* GIVEN TASK 1:
In the records, convert the lines from the one containing "281, 238, 289]" through the one containing "330, 415, 339]", both included, into a numbered list, omitting any blank lines.

* DOCUMENT PASSAGE:
--------------------
Re: Solr indexing configuration help

Yonik Seeley Wed, 28 May 2008 20:02:37 -0700

On Wed, May 28, 2008 at 10:30 PM, Gaku Mak <[EMAIL PROTECTED]> wrote:
> I used the admin GUI to get the java info.
> java.vm.specification.vendor = Sun Microsystems Inc.
Well, your original email listed IcedTea... but that is mostly Sun
code,  so maybe that's why the vendor is still listed as Sun.


I'd recommend downloading1.6.0_3 from java.sun.com and trying that.

Later versions (1.6.0_04+) have a JVM bug that bites Lucene, so stick
with 1.6.0_03 for now.

-Yonik


> Any suggestion?  Thanks a lot for your help!!
>
> -Gaku
>
>
> Yonik Seeley wrote:
>>
>> Not sure why you would be getting an OOM from just indexing, and with
>> the 1.5G heap you've given the JVM.
>> Have you tried Sun's JVM?
>>
>> -Yonik
>>
>> On Wed, May 28, 2008 at 7:35 PM, gaku113 <[EMAIL PROTECTED]> wrote:
>>>
>>> Hi all Solr users/developers/experts,
>>>
>>> I have the following scenario and I appreciate any advice for tuning my
>>> solr
>>> master server.
>>>
>>> I have a field in my schema that would index (but not stored) about
>>> ~10000
>>> ids for each document.  This field is expected to govern the size of the
>>> document.  Each id can contain up to 6 characters.  I figure that there
>>> are
>>> two alternatives for this field, one is the use a string multi-valued
>>> field,
>>> and the other would be to pass a white-space-delimited string to solr and
>>> have solr tokenize such string based on whitespace (the text_ws
>>> fieldType).
>>> The master server is expected to receive constant stream of updates.
--------------------
* GIVEN TASK 2:
In the Solr indexing thread, what is the maximum number of characters each id can contain?

* RAW RECORDS:
--------------------
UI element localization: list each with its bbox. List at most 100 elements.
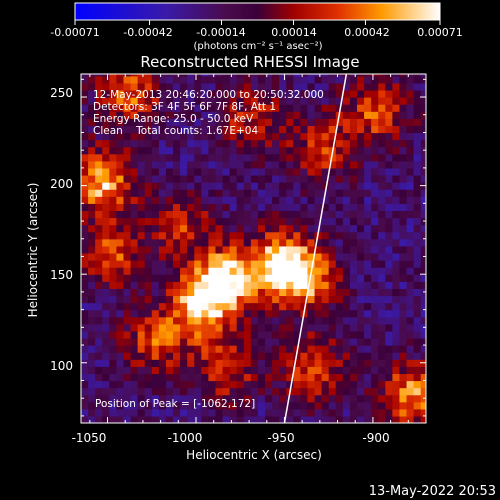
heatmap-cell	[229, 281, 238, 289]
heatmap-cell	[321, 394, 330, 403]
heatmap-cell	[165, 366, 174, 374]
heatmap-cell	[272, 238, 280, 247]
heatmap-cell	[123, 380, 132, 389]
heatmap-cell	[208, 309, 217, 318]
heatmap-cell	[406, 330, 415, 339]
heatmap-cell	[201, 274, 209, 282]
heatmap-cell	[229, 345, 238, 353]
heatmap-cell	[279, 408, 287, 417]
heatmap-cell	[272, 408, 280, 417]
heatmap-cell	[335, 352, 344, 360]
heatmap-cell	[371, 316, 379, 325]
heatmap-cell	[187, 182, 195, 190]
heatmap-cell	[201, 153, 209, 162]
heatmap-cell	[413, 146, 422, 155]
heatmap-cell	[272, 146, 280, 155]
heatmap-cell	[279, 274, 287, 282]
heatmap-cell	[378, 196, 386, 204]
heatmap-cell	[385, 288, 393, 297]
heatmap-cell	[257, 309, 266, 318]
heatmap-cell	[265, 104, 273, 112]
heatmap-cell	[194, 153, 202, 162]
heatmap-cell	[371, 295, 379, 304]
heatmap-cell	[187, 104, 195, 112]
heatmap-cell	[95, 132, 103, 141]
heatmap-cell	[123, 373, 132, 382]
heatmap-cell	[286, 217, 294, 226]
heatmap-cell	[116, 231, 125, 240]
heatmap-cell	[250, 415, 259, 423]
heatmap-cell	[265, 401, 273, 410]
heatmap-cell	[109, 373, 117, 382]
heatmap-cell	[349, 153, 358, 162]
heatmap-cell	[236, 238, 245, 247]
heatmap-cell	[158, 274, 167, 282]
heatmap-cell	[194, 245, 202, 254]
heatmap-cell	[222, 288, 231, 297]
heatmap-cell	[173, 288, 181, 297]
x-axis-label: Heliocentric X (arcsec)	[186, 448, 322, 462]
heatmap-cell	[187, 160, 195, 169]
heatmap-cell	[357, 174, 365, 183]
heatmap-cell	[385, 373, 393, 382]
heatmap-cell	[102, 132, 110, 141]
heatmap-cell	[321, 132, 330, 141]
heatmap-cell	[265, 167, 273, 176]
heatmap-cell	[385, 415, 393, 423]
heatmap-cell	[371, 203, 379, 212]
heatmap-cell	[392, 97, 401, 105]
heatmap-cell	[321, 153, 330, 162]
heatmap-cell	[194, 82, 202, 91]
heatmap-cell	[165, 330, 174, 339]
heatmap-cell	[158, 316, 167, 325]
heatmap-cell	[194, 217, 202, 226]
heatmap-cell	[109, 111, 117, 119]
heatmap-cell	[265, 302, 273, 311]
heatmap-cell	[265, 82, 273, 91]
heatmap-cell	[378, 118, 386, 126]
heatmap-cell	[420, 352, 426, 360]
heatmap-cell	[144, 330, 153, 339]
heatmap-cell	[130, 146, 139, 155]
heatmap-cell	[151, 408, 160, 417]
heatmap-cell	[201, 281, 209, 289]
heatmap-cell	[215, 359, 224, 367]
heatmap-cell	[307, 366, 316, 374]
heatmap-cell	[413, 89, 422, 98]
heatmap-cell	[243, 196, 252, 204]
heatmap-cell	[378, 274, 386, 282]
heatmap-cell	[342, 408, 351, 417]
heatmap-cell	[357, 203, 365, 212]
heatmap-cell	[349, 118, 358, 126]
heatmap-cell	[342, 295, 351, 304]
heatmap-cell	[321, 373, 330, 382]
heatmap-cell	[321, 337, 330, 346]
heatmap-cell	[364, 196, 372, 204]
heatmap-cell	[392, 394, 401, 403]
heatmap-cell	[243, 97, 252, 105]
heatmap-cell	[357, 217, 365, 226]
heatmap-cell	[279, 189, 287, 197]
heatmap-cell	[364, 309, 372, 318]
heatmap-cell	[215, 401, 224, 410]
heatmap-cell	[88, 408, 96, 417]
heatmap-cell	[392, 288, 401, 297]
heatmap-cell	[165, 231, 174, 240]
heatmap-cell	[406, 408, 415, 417]
heatmap-cell	[102, 118, 110, 126]
heatmap-cell	[250, 139, 259, 148]
heatmap-cell	[116, 337, 125, 346]
heatmap-cell	[215, 295, 224, 304]
heatmap-cell	[286, 97, 294, 105]
heatmap-cell	[413, 153, 422, 162]
heatmap-cell	[109, 401, 117, 410]
heatmap-cell	[215, 189, 224, 197]
heatmap-cell	[123, 104, 132, 112]
heatmap-cell	[151, 97, 160, 105]
heatmap-cell	[349, 82, 358, 91]
heatmap-cell	[279, 75, 287, 84]
heatmap-cell	[102, 373, 110, 382]
heatmap-cell	[392, 415, 401, 423]
heatmap-cell	[137, 267, 146, 275]
heatmap-cell	[116, 302, 125, 311]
--------------------
* FINAL ANSWER 1:
1. heatmap-cell	[229, 281, 238, 289]
2. heatmap-cell	[321, 394, 330, 403]
3. heatmap-cell	[165, 366, 174, 374]
4. heatmap-cell	[272, 238, 280, 247]
5. heatmap-cell	[123, 380, 132, 389]
6. heatmap-cell	[208, 309, 217, 318]
7. heatmap-cell	[406, 330, 415, 339]

* FINAL ANSWER 2:
Each id can contain up to 6 characters.